▶ _DATASET RECORDS_
● ● ● ● ● ● ●

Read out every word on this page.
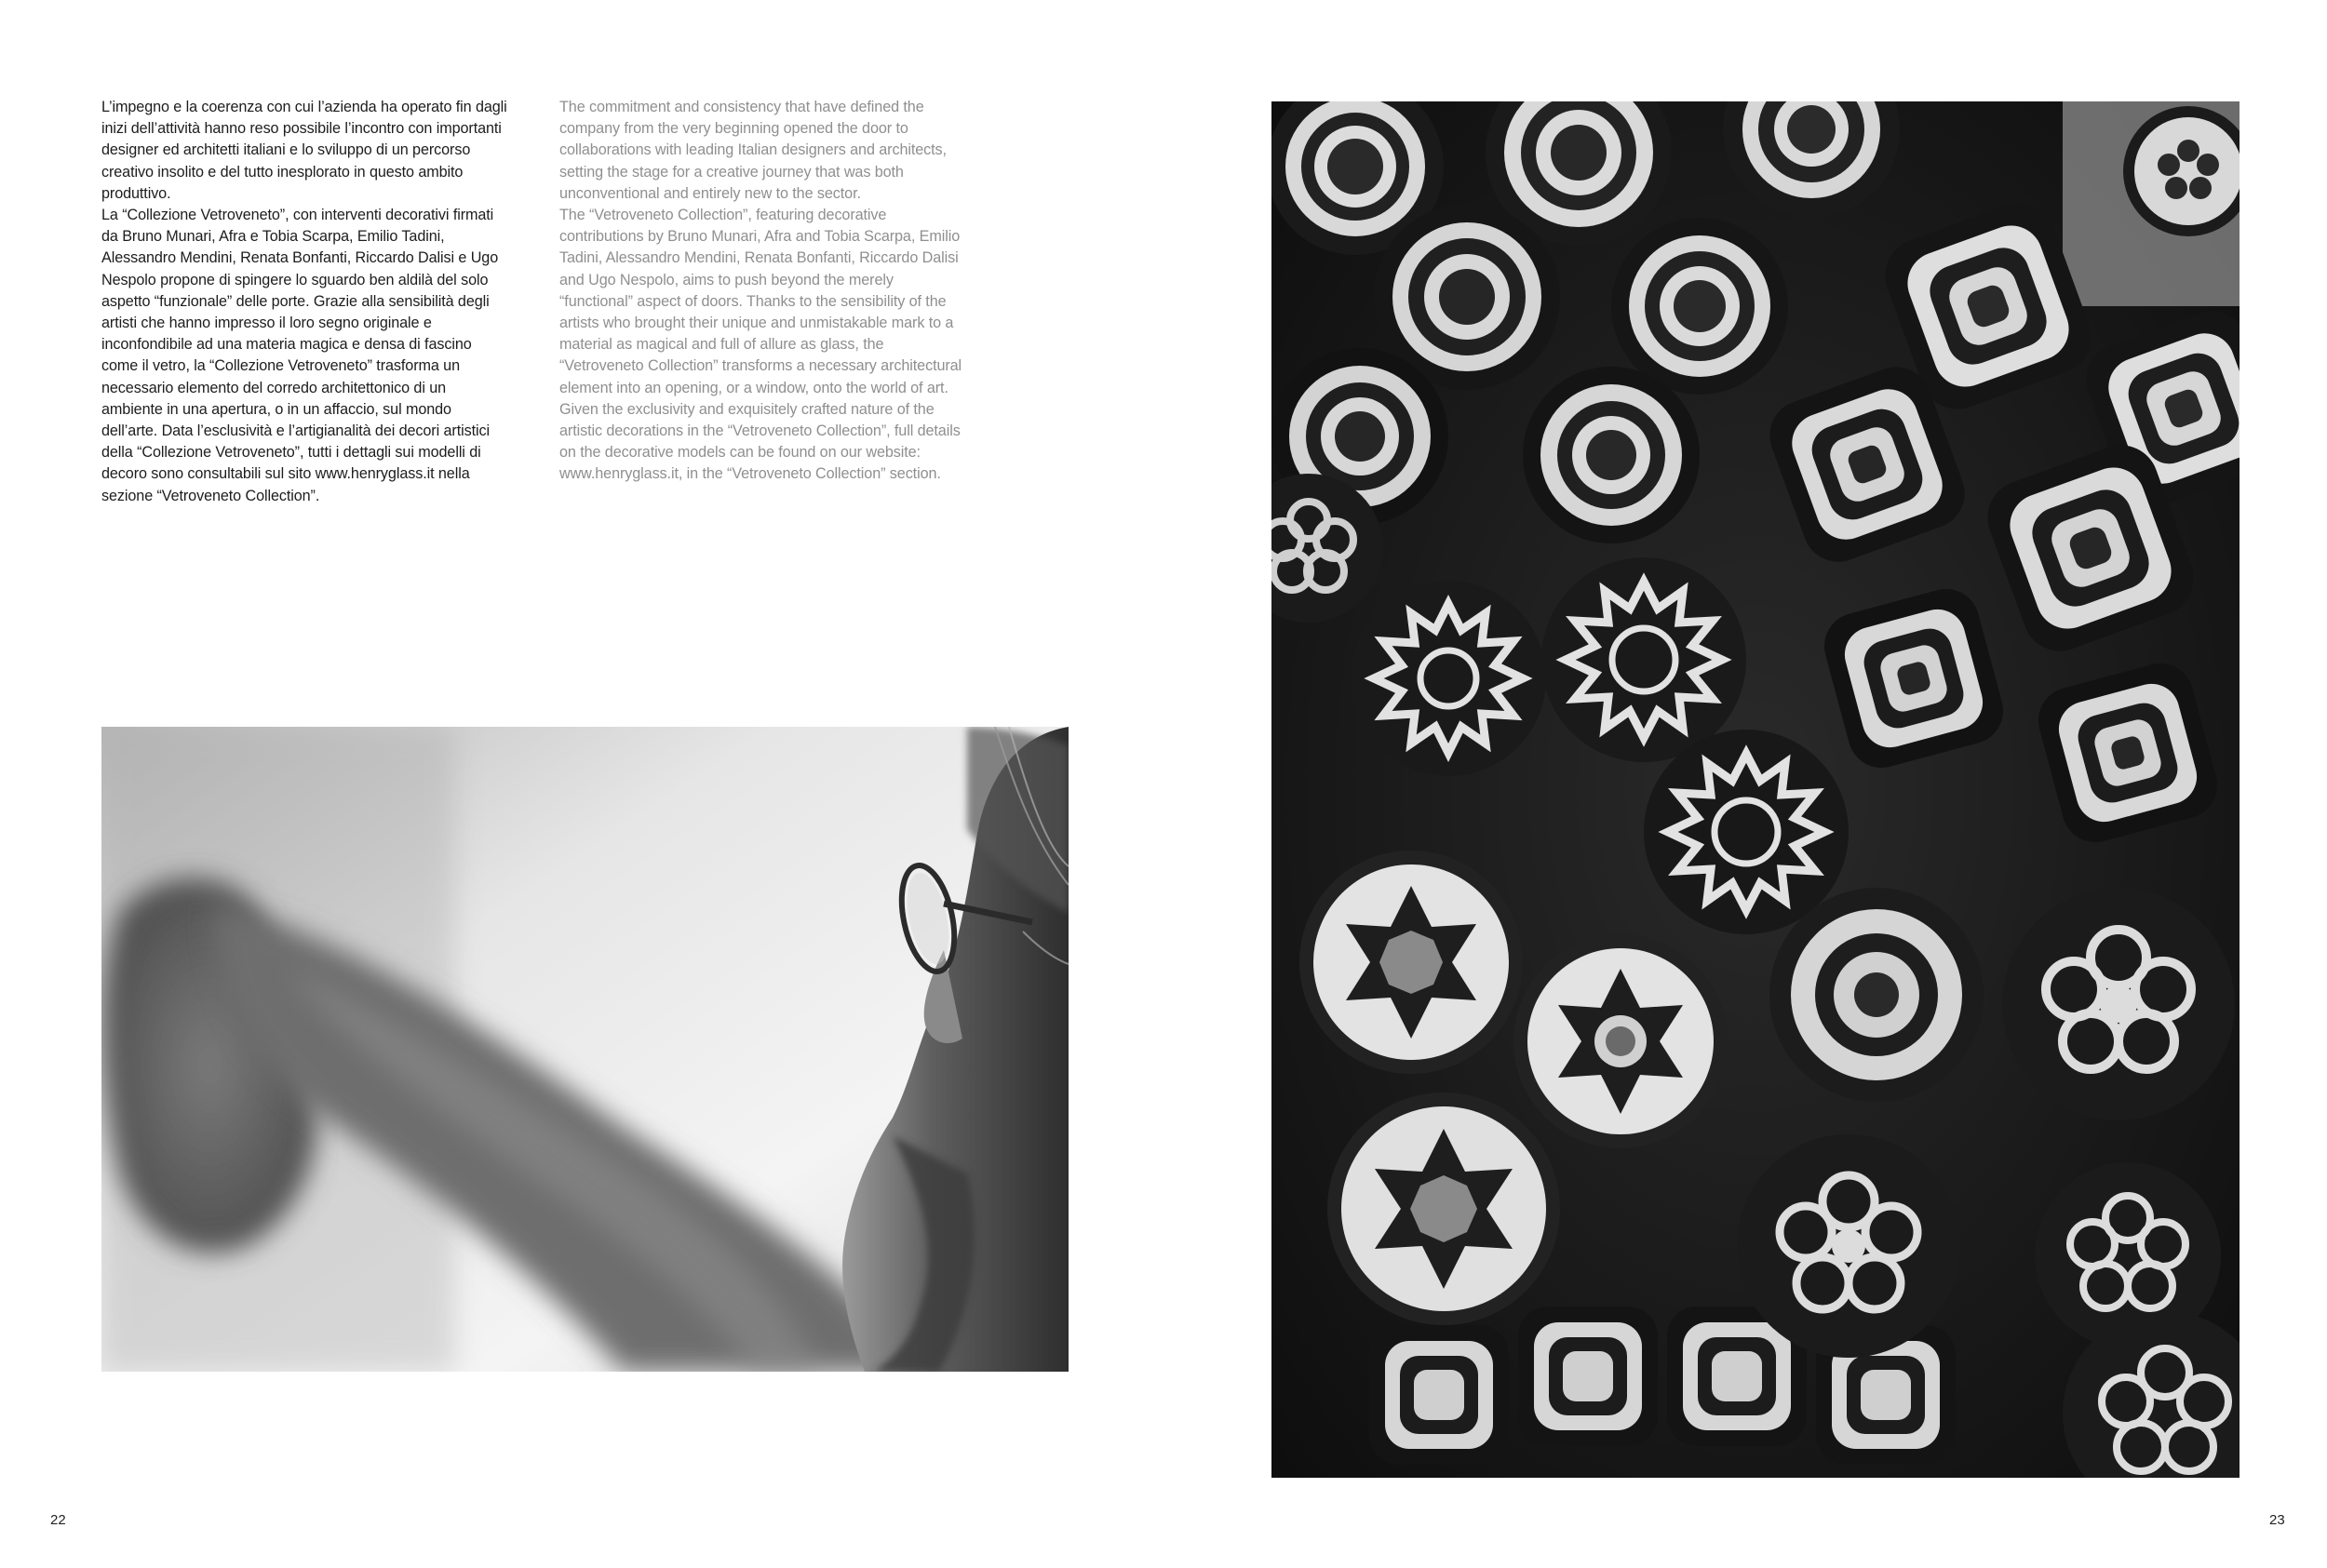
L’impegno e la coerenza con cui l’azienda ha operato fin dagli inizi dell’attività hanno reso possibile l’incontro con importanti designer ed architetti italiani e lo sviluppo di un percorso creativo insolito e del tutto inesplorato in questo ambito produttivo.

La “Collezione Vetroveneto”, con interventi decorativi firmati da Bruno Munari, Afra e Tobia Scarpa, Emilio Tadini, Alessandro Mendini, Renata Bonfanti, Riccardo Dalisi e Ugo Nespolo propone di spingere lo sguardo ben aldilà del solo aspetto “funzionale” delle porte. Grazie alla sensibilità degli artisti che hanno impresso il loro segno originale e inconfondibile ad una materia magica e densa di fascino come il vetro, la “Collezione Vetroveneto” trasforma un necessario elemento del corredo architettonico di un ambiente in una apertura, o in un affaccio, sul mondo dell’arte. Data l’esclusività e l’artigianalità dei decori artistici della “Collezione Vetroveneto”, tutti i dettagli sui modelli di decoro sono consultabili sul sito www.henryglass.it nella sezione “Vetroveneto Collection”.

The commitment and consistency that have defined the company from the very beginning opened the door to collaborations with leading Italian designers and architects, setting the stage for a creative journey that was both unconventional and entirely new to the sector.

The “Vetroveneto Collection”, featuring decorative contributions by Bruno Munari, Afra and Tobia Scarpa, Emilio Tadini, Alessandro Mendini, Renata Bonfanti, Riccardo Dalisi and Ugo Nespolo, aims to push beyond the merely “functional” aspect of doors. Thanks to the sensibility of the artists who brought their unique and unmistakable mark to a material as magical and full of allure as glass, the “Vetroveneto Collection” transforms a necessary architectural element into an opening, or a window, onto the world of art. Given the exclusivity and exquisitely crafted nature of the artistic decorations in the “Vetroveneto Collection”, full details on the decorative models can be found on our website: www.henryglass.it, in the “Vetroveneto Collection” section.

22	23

● ● ● ● ● ● ●

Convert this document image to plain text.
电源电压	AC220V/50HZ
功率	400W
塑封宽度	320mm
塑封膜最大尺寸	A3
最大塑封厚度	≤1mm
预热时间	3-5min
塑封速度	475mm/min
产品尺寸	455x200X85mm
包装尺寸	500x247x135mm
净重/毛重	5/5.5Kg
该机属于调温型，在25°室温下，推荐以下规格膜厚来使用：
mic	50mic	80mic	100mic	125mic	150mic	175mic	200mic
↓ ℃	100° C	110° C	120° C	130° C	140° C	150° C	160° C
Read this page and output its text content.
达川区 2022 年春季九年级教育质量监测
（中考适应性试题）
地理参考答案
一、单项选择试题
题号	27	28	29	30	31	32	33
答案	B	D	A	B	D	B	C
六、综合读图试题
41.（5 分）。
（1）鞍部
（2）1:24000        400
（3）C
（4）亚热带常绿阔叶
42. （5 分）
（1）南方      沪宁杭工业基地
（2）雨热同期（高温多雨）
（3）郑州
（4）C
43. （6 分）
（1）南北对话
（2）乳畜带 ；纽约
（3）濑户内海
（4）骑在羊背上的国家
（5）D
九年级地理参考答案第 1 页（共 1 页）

● ● ● ● ● ● ●

▶ _GOAL_
Using the listing above, show each line holding the string "Read".

▶ _RESPONSE_
Read out every word on this page.
Read this page and output its text content.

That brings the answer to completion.